> [PROMPT]:
Restate each of the lines given below, word for word.

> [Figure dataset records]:
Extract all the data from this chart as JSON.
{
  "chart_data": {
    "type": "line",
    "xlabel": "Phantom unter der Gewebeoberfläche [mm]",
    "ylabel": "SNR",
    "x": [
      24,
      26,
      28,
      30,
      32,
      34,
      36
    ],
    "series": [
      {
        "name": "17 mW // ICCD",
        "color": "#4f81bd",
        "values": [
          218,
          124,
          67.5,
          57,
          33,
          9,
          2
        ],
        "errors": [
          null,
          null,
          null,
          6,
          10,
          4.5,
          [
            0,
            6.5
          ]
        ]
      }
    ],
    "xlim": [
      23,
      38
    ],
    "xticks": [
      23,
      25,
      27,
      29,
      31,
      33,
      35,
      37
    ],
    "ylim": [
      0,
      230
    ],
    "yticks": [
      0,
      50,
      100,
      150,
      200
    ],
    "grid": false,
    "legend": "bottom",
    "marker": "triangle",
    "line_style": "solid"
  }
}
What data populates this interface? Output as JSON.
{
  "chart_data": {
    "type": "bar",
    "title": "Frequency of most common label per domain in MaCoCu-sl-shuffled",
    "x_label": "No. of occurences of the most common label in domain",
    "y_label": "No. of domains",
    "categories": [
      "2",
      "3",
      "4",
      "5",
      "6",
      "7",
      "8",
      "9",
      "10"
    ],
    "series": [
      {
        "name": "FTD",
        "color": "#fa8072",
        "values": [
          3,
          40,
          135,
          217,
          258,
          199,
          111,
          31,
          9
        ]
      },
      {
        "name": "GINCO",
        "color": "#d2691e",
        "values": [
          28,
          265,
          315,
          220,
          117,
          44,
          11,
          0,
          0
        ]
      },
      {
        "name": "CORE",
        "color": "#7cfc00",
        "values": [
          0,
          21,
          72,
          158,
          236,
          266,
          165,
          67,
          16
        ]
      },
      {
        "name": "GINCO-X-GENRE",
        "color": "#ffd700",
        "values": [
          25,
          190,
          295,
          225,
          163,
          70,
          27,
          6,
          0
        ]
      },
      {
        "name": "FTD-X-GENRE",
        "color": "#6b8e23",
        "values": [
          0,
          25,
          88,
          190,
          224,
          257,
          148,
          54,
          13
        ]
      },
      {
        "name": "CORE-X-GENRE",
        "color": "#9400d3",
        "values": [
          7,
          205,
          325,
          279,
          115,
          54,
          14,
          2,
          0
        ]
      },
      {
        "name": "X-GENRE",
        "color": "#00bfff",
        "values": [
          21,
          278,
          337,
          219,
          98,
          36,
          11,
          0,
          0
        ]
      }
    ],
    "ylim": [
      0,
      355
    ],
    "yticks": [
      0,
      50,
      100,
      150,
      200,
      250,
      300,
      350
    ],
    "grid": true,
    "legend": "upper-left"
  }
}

> [ANSWER TO THIS PROBLEM]:
Extract all the data from this chart as JSON.
{
  "chart_data": {
    "type": "line",
    "xlabel": "Phantom unter der Gewebeoberfläche [mm]",
    "ylabel": "SNR",
    "x": [
      24,
      26,
      28,
      30,
      32,
      34,
      36
    ],
    "series": [
      {
        "name": "17 mW // ICCD",
        "color": "#4f81bd",
        "values": [
          218,
          124,
          67.5,
          57,
          33,
          9,
          2
        ],
        "errors": [
          null,
          null,
          null,
          6,
          10,
          4.5,
          [
            0,
            6.5
          ]
        ]
      }
    ],
    "xlim": [
      23,
      38
    ],
    "xticks": [
      23,
      25,
      27,
      29,
      31,
      33,
      35,
      37
    ],
    "ylim": [
      0,
      230
    ],
    "yticks": [
      0,
      50,
      100,
      150,
      200
    ],
    "grid": false,
    "legend": "bottom",
    "marker": "triangle",
    "line_style": "solid"
  }
}
What data populates this interface? Output as JSON.
{
  "chart_data": {
    "type": "bar",
    "title": "Frequency of most common label per domain in MaCoCu-sl-shuffled",
    "x_label": "No. of occurences of the most common label in domain",
    "y_label": "No. of domains",
    "categories": [
      "2",
      "3",
      "4",
      "5",
      "6",
      "7",
      "8",
      "9",
      "10"
    ],
    "series": [
      {
        "name": "FTD",
        "color": "#fa8072",
        "values": [
          3,
          40,
          135,
          217,
          258,
          199,
          111,
          31,
          9
        ]
      },
      {
        "name": "GINCO",
        "color": "#d2691e",
        "values": [
          28,
          265,
          315,
          220,
          117,
          44,
          11,
          0,
          0
        ]
      },
      {
        "name": "CORE",
        "color": "#7cfc00",
        "values": [
          0,
          21,
          72,
          158,
          236,
          266,
          165,
          67,
          16
        ]
      },
      {
        "name": "GINCO-X-GENRE",
        "color": "#ffd700",
        "values": [
          25,
          190,
          295,
          225,
          163,
          70,
          27,
          6,
          0
        ]
      },
      {
        "name": "FTD-X-GENRE",
        "color": "#6b8e23",
        "values": [
          0,
          25,
          88,
          190,
          224,
          257,
          148,
          54,
          13
        ]
      },
      {
        "name": "CORE-X-GENRE",
        "color": "#9400d3",
        "values": [
          7,
          205,
          325,
          279,
          115,
          54,
          14,
          2,
          0
        ]
      },
      {
        "name": "X-GENRE",
        "color": "#00bfff",
        "values": [
          21,
          278,
          337,
          219,
          98,
          36,
          11,
          0,
          0
        ]
      }
    ],
    "ylim": [
      0,
      355
    ],
    "yticks": [
      0,
      50,
      100,
      150,
      200,
      250,
      300,
      350
    ],
    "grid": true,
    "legend": "upper-left"
  }
}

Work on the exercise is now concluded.